## [Selected excerpt]
--- START ---
[BioC] ComBat: 3 adjustment variables & continuous adjustment variables

James W. MacDonald jmacdon at uw.edu
Wed Mar 19 14:58:03 CET 2014


Hi Magda,

I'm not sure you need to do things sequentially like that. From what I 
can tell, you should just be able to do

mod <- model.matrix(~tissue, des)
bat <- ComBat(data, des[,c("plate","row","chip")], mod)

And go from there.

Best,

Jim


On 3/18/2014 6:04 PM, Magda Price wrote:
> Hi Jim,
>
> Re numCovs - what you've stated was how I interpreted the use as well, 
> which is why I didn't think it would helpful.
>
> As usual with these types of human disease datasets, the study design 
> is not ideal, and more complicated than I initially let on! The 180 
> samples are a combination of 3 phenotype groups (1 control + 2 
> diseased) and 5 different tissues. Other samples, unrelated to this 
> project were also run on these chips, which is why I'm working with 
> less samples than the total that were run (which was 288).
>
> Here's a simplified version of what my ComBat code looks like:
>
> #1 - correct for plate effect
> mod.1<- model.matrix(~tissue+group+row+chip, data=des)
> bat.1<- ComBat(data, des$plate, mod.1)
>
> #2 - correct for row effect
> mod.2<-model.matrix(~tissue+group+chip, data=des)
> bat.2<-ComBat(data=bat.1, des$row, mod.2)
>
> #3 - correct for chip
> mod.3<-model.matrix(~tissue+group,data=des)
> bat.3<-ComBat(data=bat.2, des$chip,mod.3)
> We know from some pilot studies that the effect size (i.e. 
> differential methylation between disease vs control samples in a give 
> tissue) is small, so I am concerned about being thorough in the batch 
> correction. I'm new to batch correction and you've correctly 
> understood my concern about the row effect; so it sounds to me that 
> how I have modeled the effect in the code above (i.e. each batch 
> variable as a factor) was correct. Any corrections/suggestions for 
> what I've done above?
>
> Thanks!
>
>
> On Tue, Mar 18, 2014 at 2:27 PM, James W. MacDonald <jmacdon at uw.edu 
> <mailto:jmacdon at uw.edu>> wrote:
>
>     Hi Magda,
>
>     The numCovs argument won't work because that is simply used to
>     specify columns in the model matrix (of non-batch things you want
>     to fit in your linear model) that are continuous covariates rather
>     than fixed effects. It has nothing to do with correcting for the
>     batch effect.
>
>     And I think you might be thinking about batch effects in the wrong
>     way. If you fit a 'row' effect, then what you are saying is that
>     on average, the measures you get from one row differ from the
>     measures you get from another row. So as an example, row 1 might
>     tend to have higher values because those arrays don't get washed
>     as well, whereas rows 3 and 4 might be dimmer because they get
>     washed more. You then want to estimate how much brighter on
>     average, the row1 chips are (and how much dimmer the row 3 and 4
>     chips are), and adjust the observed data to account for this.
>
>     But you do the estimation of these averages using factors, rather
>     than continuous measures (because a chip either is or is not in
>     row 1).
--- END ---
## [Input data]
--- START ---
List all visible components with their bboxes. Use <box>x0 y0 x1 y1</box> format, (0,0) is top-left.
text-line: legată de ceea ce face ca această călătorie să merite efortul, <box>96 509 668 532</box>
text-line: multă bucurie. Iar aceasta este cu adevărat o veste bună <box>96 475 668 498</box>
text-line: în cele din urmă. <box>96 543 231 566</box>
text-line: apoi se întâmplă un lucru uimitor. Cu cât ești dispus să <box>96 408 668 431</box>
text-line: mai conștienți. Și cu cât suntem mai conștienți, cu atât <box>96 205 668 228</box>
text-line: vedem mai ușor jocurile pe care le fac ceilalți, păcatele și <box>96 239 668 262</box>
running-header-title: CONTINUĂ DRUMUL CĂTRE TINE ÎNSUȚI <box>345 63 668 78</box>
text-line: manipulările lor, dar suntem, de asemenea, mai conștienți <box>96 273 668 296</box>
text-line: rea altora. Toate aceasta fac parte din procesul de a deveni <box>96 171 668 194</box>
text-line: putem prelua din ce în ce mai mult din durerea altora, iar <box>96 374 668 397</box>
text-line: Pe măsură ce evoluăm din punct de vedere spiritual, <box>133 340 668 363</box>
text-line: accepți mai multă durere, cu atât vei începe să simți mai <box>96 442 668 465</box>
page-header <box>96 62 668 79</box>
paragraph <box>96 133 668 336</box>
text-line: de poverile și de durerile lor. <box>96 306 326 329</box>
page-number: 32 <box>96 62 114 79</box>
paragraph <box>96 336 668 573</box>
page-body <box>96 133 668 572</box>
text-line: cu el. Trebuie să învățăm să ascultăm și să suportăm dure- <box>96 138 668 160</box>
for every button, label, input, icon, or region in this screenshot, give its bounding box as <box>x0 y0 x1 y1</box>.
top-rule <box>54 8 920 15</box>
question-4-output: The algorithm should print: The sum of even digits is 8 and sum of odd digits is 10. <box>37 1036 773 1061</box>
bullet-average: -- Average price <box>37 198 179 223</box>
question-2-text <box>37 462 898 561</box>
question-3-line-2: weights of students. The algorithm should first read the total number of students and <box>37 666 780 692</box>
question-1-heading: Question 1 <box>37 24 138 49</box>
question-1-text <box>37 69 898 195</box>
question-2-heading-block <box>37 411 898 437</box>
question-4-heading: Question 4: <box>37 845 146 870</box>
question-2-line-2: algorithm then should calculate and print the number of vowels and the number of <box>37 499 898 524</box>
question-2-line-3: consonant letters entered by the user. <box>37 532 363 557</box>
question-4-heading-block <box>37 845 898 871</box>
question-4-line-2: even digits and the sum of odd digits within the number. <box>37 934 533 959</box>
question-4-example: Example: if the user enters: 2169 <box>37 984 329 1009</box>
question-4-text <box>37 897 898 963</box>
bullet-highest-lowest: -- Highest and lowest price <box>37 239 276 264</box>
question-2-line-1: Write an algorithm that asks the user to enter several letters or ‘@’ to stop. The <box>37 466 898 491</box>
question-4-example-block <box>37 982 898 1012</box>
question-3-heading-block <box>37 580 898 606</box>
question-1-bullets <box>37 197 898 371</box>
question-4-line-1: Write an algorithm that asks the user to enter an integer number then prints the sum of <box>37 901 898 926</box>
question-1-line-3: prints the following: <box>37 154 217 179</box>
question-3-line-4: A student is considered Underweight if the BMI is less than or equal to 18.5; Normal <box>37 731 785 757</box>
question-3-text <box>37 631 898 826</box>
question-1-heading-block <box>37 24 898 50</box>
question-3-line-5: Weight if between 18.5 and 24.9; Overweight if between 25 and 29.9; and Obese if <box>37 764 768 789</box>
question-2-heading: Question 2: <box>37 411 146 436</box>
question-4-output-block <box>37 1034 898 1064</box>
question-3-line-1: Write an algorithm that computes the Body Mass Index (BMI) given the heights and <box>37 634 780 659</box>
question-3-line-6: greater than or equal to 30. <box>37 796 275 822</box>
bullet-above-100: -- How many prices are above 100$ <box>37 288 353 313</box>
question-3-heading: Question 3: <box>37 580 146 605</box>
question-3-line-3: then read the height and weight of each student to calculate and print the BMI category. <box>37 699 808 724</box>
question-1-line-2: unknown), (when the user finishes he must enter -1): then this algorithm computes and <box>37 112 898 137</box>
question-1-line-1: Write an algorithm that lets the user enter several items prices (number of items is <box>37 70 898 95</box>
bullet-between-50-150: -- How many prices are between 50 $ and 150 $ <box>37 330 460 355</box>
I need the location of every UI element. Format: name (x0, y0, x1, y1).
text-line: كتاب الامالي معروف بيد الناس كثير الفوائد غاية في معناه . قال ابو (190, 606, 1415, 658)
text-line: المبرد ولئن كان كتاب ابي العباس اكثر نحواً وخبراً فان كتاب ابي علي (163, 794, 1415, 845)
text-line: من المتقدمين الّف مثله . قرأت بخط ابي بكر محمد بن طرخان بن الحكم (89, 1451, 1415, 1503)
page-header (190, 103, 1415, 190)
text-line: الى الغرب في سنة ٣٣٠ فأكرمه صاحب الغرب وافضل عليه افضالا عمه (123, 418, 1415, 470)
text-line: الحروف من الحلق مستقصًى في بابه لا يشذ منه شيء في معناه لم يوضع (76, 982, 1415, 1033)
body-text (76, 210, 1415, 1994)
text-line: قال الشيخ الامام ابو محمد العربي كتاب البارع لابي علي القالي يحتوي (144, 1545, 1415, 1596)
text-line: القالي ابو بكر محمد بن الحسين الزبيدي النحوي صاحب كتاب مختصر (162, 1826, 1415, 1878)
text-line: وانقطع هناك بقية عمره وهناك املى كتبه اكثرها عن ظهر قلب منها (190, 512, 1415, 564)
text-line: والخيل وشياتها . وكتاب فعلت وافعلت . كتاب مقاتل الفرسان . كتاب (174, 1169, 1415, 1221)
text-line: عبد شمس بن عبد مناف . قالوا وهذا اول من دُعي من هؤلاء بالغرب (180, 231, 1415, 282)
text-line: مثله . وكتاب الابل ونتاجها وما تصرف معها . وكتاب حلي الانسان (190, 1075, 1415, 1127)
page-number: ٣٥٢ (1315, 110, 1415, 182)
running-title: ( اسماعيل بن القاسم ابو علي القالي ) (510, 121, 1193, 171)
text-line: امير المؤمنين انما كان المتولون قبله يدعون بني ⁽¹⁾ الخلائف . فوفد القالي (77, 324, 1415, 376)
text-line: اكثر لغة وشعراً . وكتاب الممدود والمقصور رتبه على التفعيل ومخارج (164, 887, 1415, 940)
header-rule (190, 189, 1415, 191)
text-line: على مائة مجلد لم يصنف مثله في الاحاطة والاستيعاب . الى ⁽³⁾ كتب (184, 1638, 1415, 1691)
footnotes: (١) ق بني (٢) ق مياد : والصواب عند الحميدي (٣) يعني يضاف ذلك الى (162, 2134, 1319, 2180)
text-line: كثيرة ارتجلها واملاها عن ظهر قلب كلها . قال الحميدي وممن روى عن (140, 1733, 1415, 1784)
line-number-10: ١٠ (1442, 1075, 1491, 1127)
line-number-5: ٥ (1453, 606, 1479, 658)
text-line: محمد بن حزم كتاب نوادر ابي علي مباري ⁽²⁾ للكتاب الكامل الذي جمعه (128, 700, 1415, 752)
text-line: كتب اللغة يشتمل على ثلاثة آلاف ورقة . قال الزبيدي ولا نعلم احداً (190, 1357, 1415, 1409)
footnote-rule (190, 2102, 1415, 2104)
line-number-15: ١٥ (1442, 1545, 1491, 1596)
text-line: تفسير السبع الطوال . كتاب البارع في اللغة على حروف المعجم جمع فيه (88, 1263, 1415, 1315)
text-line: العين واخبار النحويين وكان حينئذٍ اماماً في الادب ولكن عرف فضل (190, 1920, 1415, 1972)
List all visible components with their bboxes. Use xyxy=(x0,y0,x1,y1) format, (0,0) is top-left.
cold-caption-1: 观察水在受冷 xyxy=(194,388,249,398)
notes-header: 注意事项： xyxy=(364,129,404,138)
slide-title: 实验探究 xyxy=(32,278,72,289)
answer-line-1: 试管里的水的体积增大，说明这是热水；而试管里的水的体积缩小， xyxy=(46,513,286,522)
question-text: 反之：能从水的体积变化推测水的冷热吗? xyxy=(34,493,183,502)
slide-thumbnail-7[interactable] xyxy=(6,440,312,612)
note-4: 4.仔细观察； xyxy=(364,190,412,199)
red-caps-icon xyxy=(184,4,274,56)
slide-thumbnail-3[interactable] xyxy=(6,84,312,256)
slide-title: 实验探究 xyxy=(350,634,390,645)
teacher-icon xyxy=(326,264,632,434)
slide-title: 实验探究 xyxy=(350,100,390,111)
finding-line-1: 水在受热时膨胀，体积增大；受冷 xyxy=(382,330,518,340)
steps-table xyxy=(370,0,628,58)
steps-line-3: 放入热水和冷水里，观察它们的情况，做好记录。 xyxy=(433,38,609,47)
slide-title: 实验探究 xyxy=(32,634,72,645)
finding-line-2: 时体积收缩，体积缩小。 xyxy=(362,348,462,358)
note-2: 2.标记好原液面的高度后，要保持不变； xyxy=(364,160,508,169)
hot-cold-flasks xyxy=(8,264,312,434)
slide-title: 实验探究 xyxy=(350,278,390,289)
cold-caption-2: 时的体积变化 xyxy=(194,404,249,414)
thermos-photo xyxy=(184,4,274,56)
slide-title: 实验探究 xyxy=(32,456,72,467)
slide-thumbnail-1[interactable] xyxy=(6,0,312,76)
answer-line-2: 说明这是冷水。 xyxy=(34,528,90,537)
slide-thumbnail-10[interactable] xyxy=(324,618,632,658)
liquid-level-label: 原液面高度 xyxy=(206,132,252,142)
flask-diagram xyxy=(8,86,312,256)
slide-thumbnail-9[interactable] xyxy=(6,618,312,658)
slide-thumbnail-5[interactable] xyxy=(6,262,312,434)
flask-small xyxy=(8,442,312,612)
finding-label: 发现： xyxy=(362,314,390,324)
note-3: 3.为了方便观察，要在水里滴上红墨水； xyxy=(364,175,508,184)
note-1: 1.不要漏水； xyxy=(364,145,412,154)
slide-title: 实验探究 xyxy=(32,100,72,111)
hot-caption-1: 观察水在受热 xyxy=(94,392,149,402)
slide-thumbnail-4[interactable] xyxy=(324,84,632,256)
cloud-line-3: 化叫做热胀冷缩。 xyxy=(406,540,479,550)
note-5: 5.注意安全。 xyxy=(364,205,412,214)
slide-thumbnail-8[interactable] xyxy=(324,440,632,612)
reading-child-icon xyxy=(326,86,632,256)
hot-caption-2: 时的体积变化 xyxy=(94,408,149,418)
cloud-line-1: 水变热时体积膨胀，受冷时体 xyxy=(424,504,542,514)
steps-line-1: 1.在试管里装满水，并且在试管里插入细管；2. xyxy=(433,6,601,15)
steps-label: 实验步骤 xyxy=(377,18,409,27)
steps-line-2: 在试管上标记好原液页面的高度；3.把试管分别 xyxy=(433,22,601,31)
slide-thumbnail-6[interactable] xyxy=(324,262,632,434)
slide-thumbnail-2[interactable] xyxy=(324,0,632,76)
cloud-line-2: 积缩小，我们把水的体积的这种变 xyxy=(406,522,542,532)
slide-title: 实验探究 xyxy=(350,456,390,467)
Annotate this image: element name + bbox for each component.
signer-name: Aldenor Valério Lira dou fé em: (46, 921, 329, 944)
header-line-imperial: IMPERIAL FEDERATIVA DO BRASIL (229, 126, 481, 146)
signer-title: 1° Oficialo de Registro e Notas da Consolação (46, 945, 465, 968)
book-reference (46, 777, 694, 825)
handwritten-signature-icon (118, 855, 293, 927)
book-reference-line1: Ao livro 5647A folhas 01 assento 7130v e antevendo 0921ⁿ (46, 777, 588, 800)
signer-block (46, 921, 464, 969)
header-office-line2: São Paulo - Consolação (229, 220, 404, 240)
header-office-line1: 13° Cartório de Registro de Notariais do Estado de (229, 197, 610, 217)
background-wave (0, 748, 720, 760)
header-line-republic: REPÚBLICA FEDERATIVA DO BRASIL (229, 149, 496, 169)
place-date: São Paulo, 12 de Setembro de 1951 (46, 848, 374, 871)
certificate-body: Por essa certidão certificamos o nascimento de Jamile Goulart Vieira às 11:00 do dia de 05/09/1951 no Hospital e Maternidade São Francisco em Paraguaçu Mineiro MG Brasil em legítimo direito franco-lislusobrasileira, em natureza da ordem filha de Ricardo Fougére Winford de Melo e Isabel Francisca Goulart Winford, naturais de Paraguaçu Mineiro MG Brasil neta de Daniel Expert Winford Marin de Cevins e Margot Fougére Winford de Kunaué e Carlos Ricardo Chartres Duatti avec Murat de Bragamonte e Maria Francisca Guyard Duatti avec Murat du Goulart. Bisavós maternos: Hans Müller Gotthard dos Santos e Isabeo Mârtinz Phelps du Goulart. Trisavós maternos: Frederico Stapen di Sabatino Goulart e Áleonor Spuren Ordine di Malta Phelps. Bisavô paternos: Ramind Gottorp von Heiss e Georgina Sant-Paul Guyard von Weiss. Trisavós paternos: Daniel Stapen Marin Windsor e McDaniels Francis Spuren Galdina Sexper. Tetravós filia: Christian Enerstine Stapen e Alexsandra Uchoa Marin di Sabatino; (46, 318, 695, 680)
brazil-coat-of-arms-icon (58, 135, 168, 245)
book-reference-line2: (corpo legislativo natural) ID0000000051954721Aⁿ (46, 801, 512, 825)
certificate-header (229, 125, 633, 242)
--- END ---
## [Task requirements]
• a. In the ComBat thread, please edit the passage from "On 3/18/2014 6:04" to "it would helpful.", replacing "interpreted" with "understood".
• b. Condense the ComBat thread paragraph that begins "And I think you might be thinking" into three sentences, keeping its main facts.

## [Solutions]
• a.
On 3/18/2014 6:04 PM, Magda Price wrote:
> Hi Jim,
>
> Re numCovs - what you've stated was how I understood the use as well, 
> which is why I didn't think it would helpful.

• b. Fitting a 'row' effect means that, on average, measures from one row differ from those of another row. For example, row 1 might read higher because its arrays aren't washed as well, while rows 3 and 4 might be dimmer because they get washed more. You then estimate how much brighter or dimmer each row is on average and adjust the observed data to account for this.